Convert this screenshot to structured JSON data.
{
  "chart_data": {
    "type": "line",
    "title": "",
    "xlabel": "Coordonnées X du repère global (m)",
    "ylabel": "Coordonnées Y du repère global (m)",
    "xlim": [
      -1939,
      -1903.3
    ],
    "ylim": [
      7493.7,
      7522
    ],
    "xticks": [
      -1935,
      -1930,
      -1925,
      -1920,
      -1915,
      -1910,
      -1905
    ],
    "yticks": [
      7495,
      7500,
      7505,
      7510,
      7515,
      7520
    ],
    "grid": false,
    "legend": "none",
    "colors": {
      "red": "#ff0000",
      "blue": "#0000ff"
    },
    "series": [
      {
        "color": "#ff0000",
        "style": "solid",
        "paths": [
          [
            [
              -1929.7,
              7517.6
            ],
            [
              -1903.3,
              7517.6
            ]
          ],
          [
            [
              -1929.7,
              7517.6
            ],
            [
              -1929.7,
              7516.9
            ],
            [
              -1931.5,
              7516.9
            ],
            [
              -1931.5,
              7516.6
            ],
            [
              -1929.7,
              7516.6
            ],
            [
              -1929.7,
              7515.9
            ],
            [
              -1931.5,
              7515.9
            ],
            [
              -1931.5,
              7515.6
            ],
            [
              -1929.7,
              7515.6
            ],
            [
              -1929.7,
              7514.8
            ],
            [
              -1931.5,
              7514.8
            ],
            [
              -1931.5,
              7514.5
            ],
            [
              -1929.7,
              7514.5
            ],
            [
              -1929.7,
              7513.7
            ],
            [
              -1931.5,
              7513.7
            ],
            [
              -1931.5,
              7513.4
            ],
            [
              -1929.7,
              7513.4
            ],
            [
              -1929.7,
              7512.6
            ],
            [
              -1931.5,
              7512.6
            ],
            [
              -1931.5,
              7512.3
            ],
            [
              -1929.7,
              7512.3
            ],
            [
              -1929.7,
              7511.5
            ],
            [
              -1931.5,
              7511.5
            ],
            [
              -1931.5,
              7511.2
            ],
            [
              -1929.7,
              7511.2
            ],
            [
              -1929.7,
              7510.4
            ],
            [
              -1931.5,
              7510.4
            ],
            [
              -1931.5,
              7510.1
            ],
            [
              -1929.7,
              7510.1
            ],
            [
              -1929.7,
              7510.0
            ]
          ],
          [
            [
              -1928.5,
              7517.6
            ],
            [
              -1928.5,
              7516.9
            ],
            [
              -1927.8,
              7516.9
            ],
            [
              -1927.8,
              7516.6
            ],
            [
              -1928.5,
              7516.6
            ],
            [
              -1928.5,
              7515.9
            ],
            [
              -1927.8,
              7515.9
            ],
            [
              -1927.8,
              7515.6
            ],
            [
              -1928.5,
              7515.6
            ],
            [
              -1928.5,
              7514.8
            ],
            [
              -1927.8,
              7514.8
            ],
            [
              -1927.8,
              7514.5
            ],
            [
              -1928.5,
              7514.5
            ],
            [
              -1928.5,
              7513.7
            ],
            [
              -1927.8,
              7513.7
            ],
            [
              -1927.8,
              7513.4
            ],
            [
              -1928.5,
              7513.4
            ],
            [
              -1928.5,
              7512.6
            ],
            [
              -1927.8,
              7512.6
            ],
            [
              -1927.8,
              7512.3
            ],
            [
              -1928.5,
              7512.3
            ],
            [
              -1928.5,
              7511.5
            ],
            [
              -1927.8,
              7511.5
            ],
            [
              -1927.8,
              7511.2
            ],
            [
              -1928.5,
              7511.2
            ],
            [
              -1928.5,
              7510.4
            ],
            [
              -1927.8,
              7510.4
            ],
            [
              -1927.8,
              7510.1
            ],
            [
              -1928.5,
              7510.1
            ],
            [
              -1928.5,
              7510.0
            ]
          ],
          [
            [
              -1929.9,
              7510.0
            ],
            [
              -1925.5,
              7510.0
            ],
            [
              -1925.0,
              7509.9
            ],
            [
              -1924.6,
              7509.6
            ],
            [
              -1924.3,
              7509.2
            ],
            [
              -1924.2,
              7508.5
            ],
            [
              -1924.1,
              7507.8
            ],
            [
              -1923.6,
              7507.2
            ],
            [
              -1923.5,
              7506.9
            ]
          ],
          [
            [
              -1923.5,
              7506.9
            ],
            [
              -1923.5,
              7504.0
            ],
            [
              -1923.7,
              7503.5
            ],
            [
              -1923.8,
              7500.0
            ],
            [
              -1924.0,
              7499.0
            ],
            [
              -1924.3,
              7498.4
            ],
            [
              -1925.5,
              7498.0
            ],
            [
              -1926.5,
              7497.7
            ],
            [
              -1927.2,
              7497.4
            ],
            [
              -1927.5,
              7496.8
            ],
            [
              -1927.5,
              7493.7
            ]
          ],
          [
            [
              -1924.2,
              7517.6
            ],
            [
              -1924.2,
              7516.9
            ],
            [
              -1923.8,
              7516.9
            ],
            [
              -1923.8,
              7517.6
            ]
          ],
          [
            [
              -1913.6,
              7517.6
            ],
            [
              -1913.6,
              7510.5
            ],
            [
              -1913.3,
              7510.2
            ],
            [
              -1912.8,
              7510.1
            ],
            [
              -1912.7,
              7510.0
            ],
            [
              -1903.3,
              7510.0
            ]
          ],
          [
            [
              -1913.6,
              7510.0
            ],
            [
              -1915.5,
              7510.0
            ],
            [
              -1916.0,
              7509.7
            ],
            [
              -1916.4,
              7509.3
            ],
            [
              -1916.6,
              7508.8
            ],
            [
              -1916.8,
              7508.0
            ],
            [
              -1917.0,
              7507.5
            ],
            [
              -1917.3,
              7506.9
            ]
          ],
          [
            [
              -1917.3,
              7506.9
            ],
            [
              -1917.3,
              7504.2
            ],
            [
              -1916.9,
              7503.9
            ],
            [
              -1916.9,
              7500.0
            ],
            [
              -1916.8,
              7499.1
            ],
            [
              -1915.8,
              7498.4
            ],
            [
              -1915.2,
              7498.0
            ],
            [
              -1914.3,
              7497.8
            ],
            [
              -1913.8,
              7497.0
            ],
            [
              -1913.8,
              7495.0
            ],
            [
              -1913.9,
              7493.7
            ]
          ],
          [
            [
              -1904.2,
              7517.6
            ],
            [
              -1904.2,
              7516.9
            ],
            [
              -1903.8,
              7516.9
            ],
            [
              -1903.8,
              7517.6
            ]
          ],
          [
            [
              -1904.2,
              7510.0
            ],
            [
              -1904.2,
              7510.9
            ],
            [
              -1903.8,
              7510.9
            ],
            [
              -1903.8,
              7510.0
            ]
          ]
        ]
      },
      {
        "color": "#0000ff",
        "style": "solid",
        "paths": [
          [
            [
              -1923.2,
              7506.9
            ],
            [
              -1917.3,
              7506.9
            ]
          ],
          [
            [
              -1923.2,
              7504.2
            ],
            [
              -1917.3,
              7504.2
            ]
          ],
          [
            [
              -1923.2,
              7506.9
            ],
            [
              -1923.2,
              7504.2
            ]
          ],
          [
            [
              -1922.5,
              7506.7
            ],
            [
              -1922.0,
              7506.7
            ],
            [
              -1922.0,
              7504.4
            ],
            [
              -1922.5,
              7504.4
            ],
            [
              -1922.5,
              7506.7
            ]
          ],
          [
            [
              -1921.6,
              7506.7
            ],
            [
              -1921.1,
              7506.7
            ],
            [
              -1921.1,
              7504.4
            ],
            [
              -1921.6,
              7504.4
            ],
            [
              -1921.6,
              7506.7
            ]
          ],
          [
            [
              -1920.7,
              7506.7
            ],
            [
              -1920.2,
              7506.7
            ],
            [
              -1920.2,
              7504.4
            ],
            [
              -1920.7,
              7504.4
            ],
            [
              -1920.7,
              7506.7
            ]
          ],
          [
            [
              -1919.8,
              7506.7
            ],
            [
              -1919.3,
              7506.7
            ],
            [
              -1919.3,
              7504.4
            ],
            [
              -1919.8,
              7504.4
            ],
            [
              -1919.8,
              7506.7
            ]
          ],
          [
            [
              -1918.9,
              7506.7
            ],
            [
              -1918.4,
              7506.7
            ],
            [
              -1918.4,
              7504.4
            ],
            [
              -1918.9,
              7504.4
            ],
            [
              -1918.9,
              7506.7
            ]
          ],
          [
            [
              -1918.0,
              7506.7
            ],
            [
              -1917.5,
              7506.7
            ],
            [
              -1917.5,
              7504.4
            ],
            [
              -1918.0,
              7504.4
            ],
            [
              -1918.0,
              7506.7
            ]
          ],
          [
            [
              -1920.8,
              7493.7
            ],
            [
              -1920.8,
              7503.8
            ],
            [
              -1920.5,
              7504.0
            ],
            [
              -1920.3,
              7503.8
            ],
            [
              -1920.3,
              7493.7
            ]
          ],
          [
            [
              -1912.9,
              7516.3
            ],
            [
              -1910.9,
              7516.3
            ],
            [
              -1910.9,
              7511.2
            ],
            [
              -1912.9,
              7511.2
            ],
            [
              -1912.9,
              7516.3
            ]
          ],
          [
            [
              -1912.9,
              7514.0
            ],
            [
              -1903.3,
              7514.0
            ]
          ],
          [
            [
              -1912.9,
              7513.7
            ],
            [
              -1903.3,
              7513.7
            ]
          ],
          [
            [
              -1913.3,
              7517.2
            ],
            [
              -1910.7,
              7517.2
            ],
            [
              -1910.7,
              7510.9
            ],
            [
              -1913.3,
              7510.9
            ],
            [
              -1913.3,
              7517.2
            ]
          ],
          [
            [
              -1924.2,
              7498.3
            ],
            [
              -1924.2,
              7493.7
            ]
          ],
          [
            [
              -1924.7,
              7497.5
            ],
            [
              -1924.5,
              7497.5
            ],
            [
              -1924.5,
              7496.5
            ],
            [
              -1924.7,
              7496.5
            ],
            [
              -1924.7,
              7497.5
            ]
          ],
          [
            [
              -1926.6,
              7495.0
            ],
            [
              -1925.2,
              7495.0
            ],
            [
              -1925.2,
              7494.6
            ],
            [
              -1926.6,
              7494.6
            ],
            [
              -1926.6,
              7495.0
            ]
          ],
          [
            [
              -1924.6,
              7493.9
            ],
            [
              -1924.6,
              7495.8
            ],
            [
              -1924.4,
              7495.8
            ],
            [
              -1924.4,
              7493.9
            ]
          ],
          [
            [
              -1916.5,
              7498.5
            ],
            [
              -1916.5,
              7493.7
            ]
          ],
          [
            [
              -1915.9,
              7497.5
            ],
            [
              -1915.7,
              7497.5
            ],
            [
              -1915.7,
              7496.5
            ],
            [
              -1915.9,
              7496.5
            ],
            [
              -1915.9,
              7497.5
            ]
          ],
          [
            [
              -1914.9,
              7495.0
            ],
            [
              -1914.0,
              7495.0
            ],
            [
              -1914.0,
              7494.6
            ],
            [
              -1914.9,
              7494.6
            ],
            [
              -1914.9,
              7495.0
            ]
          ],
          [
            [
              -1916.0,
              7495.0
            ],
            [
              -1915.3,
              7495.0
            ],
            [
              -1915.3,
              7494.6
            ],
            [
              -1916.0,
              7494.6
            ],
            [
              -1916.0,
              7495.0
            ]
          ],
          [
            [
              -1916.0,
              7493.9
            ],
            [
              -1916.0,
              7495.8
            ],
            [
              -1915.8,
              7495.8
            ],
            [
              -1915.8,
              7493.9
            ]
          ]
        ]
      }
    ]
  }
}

|---|

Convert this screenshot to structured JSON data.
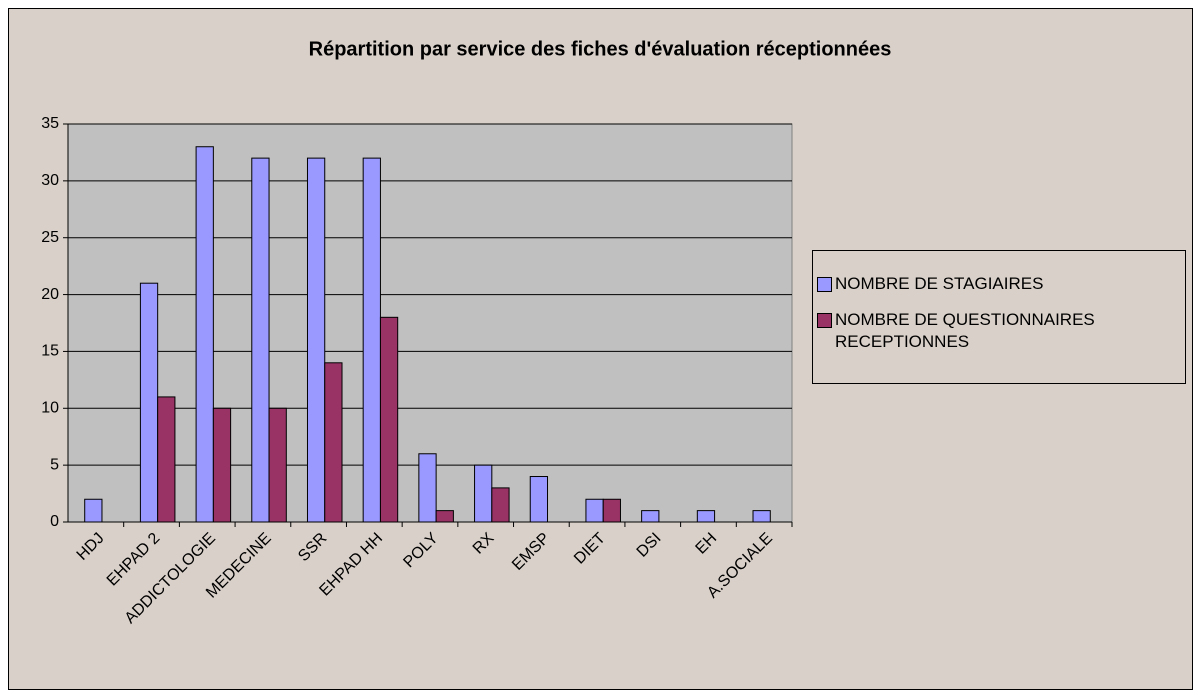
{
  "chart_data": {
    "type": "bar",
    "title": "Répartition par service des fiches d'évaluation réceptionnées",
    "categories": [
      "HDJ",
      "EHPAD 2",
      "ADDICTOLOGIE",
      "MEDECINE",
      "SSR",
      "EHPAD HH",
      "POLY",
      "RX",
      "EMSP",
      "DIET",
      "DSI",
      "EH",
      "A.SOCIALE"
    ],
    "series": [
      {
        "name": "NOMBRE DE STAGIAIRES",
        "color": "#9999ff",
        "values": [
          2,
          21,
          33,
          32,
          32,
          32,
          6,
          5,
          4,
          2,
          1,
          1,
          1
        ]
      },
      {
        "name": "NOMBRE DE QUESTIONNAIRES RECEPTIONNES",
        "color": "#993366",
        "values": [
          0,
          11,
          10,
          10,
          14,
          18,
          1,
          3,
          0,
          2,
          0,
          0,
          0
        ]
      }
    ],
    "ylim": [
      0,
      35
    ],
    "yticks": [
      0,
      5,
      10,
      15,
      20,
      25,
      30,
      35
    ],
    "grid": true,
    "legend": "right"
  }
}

|---|

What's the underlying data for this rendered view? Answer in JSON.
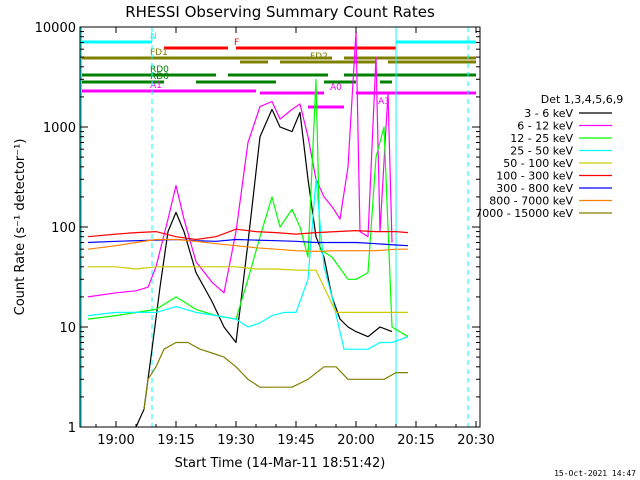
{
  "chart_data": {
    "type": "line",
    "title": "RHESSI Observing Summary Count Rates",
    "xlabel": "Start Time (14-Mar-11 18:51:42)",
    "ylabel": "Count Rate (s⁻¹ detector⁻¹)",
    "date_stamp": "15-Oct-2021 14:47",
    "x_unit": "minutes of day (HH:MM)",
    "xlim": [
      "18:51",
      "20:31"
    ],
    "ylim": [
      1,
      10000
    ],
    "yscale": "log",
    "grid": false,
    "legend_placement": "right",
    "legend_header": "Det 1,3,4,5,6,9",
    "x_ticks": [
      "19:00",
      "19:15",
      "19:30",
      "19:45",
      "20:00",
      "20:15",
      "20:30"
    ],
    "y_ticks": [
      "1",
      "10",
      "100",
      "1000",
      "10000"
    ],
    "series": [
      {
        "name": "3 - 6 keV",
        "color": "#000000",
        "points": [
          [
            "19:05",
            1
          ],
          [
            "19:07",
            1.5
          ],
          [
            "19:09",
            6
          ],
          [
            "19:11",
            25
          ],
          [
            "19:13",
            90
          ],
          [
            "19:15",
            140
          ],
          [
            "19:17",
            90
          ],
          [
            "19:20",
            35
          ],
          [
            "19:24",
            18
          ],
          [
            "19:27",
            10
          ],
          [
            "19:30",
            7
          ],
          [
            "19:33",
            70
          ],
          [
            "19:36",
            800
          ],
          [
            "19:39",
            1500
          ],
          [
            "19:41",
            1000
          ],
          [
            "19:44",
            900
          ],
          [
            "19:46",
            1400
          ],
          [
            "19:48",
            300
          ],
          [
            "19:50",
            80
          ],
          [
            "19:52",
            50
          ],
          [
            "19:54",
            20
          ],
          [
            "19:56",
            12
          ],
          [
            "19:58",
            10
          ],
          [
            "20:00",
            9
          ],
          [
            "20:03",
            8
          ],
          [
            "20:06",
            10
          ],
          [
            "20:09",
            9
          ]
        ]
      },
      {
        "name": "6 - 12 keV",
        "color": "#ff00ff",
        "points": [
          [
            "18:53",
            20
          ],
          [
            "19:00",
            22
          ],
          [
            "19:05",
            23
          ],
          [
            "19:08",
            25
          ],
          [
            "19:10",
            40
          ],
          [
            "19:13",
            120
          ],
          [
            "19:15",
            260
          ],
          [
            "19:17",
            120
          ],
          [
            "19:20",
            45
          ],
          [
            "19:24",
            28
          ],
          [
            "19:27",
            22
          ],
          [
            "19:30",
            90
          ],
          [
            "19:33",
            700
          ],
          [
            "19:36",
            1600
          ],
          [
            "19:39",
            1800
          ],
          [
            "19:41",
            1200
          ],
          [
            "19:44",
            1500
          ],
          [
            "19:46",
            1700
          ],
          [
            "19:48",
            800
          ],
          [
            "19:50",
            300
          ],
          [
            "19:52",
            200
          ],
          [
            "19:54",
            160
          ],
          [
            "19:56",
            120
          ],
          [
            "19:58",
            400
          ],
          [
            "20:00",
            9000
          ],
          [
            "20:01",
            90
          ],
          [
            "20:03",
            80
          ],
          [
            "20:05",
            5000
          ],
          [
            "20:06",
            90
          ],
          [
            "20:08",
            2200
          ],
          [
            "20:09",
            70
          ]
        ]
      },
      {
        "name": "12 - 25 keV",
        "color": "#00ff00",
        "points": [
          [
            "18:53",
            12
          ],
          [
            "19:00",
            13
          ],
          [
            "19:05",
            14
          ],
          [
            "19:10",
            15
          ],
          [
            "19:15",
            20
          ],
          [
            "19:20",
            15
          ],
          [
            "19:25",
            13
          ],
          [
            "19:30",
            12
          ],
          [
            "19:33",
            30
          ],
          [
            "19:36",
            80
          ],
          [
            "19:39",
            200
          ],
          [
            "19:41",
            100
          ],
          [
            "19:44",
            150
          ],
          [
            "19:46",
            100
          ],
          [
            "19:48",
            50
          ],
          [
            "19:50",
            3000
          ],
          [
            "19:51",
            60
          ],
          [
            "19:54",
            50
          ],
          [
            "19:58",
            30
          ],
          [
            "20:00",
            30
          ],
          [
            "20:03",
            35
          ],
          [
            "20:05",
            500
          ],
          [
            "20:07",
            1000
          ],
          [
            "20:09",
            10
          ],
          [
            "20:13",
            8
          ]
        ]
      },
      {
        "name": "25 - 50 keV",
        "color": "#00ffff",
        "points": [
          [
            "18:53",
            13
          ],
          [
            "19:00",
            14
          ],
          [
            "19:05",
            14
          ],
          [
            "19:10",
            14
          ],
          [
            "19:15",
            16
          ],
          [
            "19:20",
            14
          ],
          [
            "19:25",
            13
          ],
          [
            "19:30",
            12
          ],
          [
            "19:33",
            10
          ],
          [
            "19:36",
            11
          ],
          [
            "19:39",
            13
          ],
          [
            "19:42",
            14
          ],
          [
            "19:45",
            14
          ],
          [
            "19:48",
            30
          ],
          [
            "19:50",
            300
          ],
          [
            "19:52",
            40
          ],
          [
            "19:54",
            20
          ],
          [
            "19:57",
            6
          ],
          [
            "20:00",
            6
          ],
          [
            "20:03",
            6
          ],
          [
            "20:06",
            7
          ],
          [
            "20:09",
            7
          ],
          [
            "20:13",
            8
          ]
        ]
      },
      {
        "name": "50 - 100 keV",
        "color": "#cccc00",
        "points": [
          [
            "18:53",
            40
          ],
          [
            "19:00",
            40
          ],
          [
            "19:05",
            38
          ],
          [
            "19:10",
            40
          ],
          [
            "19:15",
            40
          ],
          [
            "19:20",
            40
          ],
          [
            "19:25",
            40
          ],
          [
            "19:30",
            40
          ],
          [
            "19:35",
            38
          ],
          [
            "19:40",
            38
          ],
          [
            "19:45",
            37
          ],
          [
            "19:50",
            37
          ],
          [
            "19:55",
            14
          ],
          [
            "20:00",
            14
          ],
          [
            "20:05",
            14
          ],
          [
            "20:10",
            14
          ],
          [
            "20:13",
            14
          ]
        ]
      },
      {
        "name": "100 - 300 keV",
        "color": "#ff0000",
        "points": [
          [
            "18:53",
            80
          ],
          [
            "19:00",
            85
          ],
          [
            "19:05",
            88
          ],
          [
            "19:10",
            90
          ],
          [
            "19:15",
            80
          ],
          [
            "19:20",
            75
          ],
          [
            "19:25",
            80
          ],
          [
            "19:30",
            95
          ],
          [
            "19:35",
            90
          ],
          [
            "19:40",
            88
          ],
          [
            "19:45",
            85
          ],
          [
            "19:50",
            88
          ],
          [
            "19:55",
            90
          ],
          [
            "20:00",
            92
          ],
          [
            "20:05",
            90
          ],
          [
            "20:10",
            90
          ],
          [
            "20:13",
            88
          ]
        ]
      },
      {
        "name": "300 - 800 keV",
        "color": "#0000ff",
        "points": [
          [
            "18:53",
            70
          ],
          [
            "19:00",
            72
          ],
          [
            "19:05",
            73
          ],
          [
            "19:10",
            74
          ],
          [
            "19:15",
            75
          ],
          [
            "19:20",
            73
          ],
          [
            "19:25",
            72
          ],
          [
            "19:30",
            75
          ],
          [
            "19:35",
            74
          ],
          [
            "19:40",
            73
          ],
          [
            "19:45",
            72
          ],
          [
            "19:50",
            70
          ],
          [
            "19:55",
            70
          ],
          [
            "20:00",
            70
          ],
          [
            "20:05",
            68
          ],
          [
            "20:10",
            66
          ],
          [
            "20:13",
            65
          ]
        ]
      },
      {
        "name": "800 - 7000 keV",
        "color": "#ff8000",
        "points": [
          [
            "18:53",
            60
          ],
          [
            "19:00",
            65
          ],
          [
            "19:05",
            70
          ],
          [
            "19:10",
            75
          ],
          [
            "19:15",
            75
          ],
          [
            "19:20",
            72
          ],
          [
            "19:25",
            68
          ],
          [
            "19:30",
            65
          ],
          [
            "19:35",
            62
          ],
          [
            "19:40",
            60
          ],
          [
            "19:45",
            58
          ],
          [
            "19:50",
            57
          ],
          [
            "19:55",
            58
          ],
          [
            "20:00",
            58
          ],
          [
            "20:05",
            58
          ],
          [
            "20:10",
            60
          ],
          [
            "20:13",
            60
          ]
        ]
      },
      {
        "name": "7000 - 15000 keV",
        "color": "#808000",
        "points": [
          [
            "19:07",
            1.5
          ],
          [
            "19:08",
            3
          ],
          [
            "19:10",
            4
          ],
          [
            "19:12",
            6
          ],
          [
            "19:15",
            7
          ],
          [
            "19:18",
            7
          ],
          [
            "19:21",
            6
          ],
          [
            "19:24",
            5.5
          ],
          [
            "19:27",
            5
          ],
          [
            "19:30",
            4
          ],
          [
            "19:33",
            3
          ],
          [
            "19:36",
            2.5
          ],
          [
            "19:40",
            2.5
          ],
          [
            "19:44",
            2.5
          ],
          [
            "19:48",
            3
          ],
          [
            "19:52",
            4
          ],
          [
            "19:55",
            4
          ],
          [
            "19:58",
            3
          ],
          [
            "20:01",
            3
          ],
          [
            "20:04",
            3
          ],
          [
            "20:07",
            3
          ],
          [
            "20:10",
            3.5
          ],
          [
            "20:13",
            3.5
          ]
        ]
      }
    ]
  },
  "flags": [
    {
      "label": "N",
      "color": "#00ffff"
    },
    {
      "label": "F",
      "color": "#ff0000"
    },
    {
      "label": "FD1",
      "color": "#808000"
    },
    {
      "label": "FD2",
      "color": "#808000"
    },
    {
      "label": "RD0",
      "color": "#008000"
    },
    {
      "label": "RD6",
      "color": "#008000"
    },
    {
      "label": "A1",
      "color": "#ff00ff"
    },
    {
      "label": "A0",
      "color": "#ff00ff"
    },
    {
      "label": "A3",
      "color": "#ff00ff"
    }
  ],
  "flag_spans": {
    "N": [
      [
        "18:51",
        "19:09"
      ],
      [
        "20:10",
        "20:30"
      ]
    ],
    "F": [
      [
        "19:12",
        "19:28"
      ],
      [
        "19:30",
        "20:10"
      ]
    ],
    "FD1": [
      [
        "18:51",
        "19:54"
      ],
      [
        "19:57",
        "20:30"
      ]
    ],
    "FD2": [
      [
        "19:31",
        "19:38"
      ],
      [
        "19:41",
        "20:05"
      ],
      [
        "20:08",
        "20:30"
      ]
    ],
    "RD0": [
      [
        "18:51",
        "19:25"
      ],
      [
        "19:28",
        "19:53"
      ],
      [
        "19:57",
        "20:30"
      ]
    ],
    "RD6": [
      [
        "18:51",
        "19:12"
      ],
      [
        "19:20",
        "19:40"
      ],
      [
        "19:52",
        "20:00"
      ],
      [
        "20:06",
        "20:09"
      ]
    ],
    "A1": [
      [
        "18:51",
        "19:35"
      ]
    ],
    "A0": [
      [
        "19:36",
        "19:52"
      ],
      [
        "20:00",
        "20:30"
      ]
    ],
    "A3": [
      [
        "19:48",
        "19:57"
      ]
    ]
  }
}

|---|

- [YOUR GOAL]
Return each line of the listing that holds the string "title".

- [SOLUTION FOR THIS EXERCISE]
    "title": "",
    "title": "Répartition par service des fiches d'évaluation réceptionnées",
    "title": "RHESSI Observing Summary Count Rates",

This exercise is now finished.